> **WHAT THE TASK REQUIRES**:
Reproduce each line, exactly, from the one containing "Read all visible content and emit it as JSON." through the end of the material. Exclude pictures.

> **DATA SHOWN**:

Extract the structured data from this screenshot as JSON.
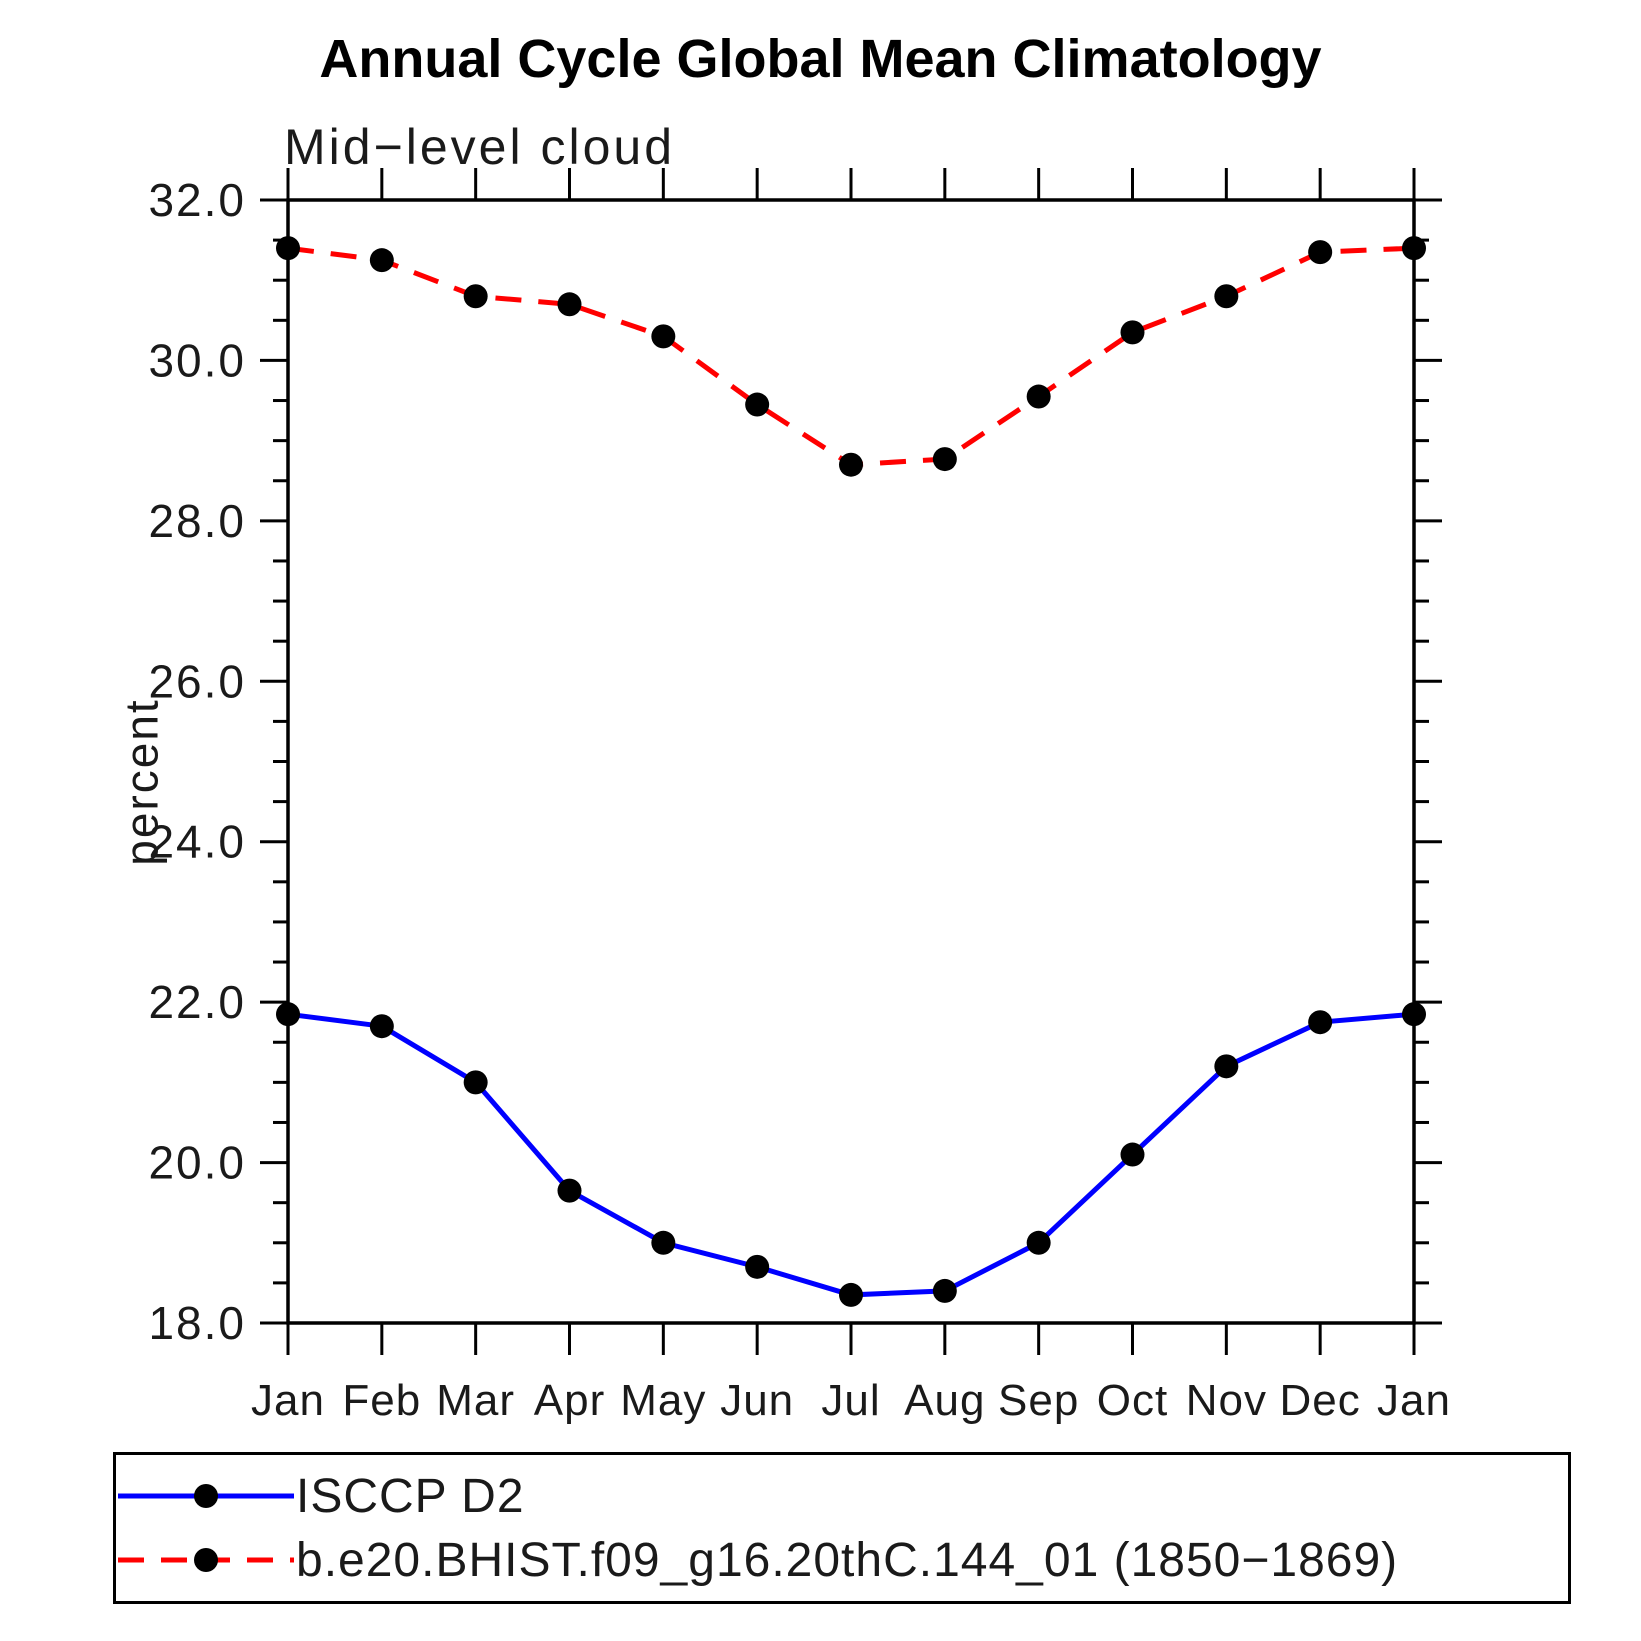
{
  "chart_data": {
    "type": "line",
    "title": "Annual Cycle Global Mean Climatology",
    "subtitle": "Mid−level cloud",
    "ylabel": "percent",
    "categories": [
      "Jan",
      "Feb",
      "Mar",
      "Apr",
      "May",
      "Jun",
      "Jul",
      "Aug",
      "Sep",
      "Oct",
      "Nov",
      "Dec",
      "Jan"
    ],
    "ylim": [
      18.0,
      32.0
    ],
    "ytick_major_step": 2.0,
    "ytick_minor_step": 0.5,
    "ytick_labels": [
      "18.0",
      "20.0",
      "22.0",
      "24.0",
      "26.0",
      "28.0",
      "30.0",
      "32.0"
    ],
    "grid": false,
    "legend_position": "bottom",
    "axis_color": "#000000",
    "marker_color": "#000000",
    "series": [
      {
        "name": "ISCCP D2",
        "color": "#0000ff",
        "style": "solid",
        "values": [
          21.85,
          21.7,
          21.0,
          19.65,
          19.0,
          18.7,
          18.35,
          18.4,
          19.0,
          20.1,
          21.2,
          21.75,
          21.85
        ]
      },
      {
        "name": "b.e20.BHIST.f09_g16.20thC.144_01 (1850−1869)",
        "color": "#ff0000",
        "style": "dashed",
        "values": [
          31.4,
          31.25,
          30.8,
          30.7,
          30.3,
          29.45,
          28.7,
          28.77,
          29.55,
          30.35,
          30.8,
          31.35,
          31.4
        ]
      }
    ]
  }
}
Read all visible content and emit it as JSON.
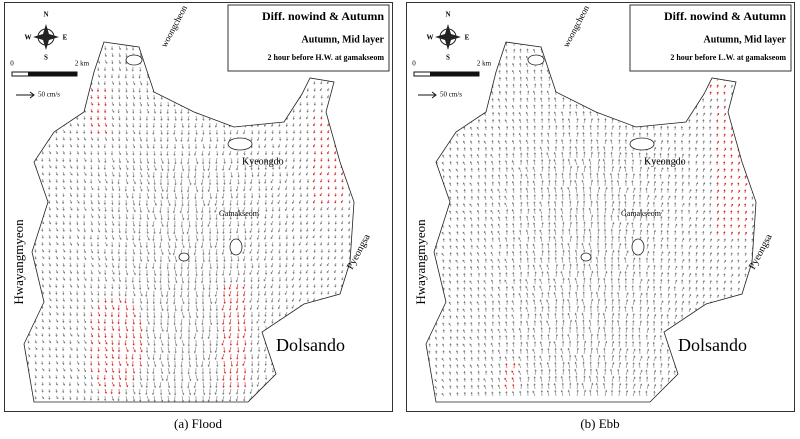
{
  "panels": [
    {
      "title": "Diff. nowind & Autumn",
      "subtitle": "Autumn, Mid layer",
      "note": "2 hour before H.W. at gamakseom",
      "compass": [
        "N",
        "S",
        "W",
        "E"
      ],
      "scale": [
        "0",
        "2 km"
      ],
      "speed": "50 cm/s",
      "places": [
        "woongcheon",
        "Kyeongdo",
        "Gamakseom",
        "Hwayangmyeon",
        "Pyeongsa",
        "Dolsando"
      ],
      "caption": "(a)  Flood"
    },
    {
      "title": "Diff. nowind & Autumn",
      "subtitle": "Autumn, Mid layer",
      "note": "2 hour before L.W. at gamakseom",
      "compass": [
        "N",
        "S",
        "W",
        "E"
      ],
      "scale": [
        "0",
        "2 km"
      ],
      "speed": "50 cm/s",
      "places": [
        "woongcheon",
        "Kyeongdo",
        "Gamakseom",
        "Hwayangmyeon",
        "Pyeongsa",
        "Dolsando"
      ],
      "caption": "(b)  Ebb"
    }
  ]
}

> **OUTPUT FOR THIS EXERCISE**:
Read all visible content and emit it as JSON.
{
  "panels": [
    {
      "title": "Diff. nowind & Autumn",
      "subtitle": "Autumn, Mid layer",
      "note": "2 hour before H.W. at gamakseom",
      "compass": [
        "N",
        "S",
        "W",
        "E"
      ],
      "scale": [
        "0",
        "2 km"
      ],
      "speed": "50 cm/s",
      "places": [
        "woongcheon",
        "Kyeongdo",
        "Gamakseom",
        "Hwayangmyeon",
        "Pyeongsa",
        "Dolsando"
      ],
      "caption": "(a)  Flood"
    },
    {
      "title": "Diff. nowind & Autumn",
      "subtitle": "Autumn, Mid layer",
      "note": "2 hour before L.W. at gamakseom",
      "compass": [
        "N",
        "S",
        "W",
        "E"
      ],
      "scale": [
        "0",
        "2 km"
      ],
      "speed": "50 cm/s",
      "places": [
        "woongcheon",
        "Kyeongdo",
        "Gamakseom",
        "Hwayangmyeon",
        "Pyeongsa",
        "Dolsando"
      ],
      "caption": "(b)  Ebb"
    }
  ]
}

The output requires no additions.